▶ _Dataset items_:
┌────────
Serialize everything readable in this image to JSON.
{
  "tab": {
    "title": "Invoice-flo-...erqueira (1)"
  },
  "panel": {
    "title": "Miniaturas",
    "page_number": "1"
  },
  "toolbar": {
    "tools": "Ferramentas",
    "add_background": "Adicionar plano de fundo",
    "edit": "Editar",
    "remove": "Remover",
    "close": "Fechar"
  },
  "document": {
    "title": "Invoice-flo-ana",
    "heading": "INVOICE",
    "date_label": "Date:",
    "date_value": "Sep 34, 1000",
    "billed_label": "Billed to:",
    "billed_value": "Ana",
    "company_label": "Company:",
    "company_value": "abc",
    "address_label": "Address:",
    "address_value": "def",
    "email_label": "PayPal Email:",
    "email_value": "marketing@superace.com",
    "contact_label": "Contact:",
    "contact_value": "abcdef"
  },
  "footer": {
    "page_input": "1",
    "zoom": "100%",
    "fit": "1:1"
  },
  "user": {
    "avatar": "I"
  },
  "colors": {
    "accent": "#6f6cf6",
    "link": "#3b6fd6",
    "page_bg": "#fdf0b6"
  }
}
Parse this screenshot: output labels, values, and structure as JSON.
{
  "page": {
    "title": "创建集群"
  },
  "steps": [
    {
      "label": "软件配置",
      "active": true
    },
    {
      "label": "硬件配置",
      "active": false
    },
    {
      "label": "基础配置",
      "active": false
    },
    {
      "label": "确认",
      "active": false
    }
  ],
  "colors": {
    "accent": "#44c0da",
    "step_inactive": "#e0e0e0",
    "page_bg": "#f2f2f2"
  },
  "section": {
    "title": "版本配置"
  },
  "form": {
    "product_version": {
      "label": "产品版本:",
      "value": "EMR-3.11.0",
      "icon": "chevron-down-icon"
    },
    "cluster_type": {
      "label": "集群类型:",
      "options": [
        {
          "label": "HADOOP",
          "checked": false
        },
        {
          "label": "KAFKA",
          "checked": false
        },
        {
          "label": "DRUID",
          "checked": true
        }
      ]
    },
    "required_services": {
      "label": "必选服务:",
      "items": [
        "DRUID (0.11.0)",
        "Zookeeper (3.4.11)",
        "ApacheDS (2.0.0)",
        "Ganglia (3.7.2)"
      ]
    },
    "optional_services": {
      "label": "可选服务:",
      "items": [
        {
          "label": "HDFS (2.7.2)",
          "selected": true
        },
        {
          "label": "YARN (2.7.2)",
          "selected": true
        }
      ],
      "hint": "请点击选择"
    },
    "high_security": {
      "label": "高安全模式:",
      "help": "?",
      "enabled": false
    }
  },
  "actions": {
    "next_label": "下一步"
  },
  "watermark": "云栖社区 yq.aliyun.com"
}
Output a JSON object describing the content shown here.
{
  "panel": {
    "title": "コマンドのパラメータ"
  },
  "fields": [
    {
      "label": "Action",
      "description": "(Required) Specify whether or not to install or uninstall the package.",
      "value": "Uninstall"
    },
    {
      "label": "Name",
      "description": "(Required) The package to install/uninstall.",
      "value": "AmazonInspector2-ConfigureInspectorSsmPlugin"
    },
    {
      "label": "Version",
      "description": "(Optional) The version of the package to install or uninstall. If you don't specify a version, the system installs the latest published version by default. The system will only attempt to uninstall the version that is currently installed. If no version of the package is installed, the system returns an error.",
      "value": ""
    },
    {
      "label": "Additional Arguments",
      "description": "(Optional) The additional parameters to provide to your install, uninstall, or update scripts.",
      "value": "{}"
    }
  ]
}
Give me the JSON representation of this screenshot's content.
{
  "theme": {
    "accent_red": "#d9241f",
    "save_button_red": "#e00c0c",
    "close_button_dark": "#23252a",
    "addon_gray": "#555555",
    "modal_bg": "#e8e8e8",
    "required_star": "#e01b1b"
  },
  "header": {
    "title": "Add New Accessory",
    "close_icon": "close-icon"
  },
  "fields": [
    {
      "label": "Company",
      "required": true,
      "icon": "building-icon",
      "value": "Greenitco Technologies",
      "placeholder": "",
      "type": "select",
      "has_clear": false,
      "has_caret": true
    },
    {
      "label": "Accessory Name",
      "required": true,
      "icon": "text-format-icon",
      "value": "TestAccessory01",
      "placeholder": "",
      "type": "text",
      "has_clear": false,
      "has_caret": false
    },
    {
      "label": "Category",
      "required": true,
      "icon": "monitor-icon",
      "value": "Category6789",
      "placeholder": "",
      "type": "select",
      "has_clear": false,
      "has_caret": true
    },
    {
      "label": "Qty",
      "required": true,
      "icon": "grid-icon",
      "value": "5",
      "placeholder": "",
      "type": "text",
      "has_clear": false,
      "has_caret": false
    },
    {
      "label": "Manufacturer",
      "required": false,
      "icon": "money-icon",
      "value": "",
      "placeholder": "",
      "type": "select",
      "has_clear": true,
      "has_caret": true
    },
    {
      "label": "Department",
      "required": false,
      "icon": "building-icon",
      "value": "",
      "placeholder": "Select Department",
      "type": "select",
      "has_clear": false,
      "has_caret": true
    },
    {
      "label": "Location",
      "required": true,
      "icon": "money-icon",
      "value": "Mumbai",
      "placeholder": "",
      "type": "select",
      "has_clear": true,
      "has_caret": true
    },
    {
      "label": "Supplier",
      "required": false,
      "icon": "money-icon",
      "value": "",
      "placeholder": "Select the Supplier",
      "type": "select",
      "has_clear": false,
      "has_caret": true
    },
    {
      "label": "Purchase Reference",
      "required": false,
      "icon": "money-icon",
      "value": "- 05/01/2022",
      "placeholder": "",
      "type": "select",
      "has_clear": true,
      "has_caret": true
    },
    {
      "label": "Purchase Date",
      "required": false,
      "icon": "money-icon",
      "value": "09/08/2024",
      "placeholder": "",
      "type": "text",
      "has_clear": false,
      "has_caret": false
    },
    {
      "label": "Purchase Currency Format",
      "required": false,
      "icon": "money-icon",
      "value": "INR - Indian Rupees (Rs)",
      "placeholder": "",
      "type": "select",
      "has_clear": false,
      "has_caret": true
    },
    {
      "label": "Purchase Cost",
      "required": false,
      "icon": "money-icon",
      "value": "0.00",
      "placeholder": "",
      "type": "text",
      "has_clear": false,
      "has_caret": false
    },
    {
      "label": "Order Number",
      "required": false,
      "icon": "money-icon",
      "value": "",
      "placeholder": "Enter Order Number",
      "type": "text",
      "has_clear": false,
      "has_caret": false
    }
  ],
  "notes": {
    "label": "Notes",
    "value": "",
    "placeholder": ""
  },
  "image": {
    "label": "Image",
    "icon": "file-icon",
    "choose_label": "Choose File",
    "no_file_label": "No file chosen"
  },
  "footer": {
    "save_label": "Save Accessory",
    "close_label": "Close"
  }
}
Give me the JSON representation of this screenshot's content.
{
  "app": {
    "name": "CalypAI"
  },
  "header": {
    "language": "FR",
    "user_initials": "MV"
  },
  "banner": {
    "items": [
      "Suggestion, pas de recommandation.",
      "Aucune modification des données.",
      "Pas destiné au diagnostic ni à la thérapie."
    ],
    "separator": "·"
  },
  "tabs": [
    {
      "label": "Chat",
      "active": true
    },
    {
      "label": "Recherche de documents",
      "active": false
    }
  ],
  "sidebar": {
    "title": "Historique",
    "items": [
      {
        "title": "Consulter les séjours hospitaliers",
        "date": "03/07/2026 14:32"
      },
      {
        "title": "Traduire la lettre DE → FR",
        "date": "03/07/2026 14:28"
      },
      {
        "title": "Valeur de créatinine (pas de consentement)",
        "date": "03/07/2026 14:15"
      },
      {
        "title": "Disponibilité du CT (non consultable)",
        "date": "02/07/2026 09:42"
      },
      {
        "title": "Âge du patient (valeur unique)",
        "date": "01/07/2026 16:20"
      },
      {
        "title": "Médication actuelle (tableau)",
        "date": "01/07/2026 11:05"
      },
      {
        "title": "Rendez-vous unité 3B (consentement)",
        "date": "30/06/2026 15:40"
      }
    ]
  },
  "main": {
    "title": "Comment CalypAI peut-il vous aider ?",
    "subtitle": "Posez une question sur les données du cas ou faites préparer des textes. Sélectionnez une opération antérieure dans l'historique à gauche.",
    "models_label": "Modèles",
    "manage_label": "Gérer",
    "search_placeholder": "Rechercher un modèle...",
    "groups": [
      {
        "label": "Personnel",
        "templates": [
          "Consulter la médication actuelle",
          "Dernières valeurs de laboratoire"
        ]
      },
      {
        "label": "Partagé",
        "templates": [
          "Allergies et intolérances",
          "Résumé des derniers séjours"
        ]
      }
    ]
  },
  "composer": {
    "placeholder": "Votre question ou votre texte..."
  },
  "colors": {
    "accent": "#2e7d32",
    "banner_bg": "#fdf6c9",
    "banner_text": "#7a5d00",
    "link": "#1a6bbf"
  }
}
└────────
▶ _Direction_: Gather from the records above every line containing the string "this".

▶ _Exercise result_:
Serialize everything readable in this image to JSON.
Parse this screenshot: output labels, values, and structure as JSON.
Give me the JSON representation of this screenshot's content.
Give me the JSON representation of this screenshot's content.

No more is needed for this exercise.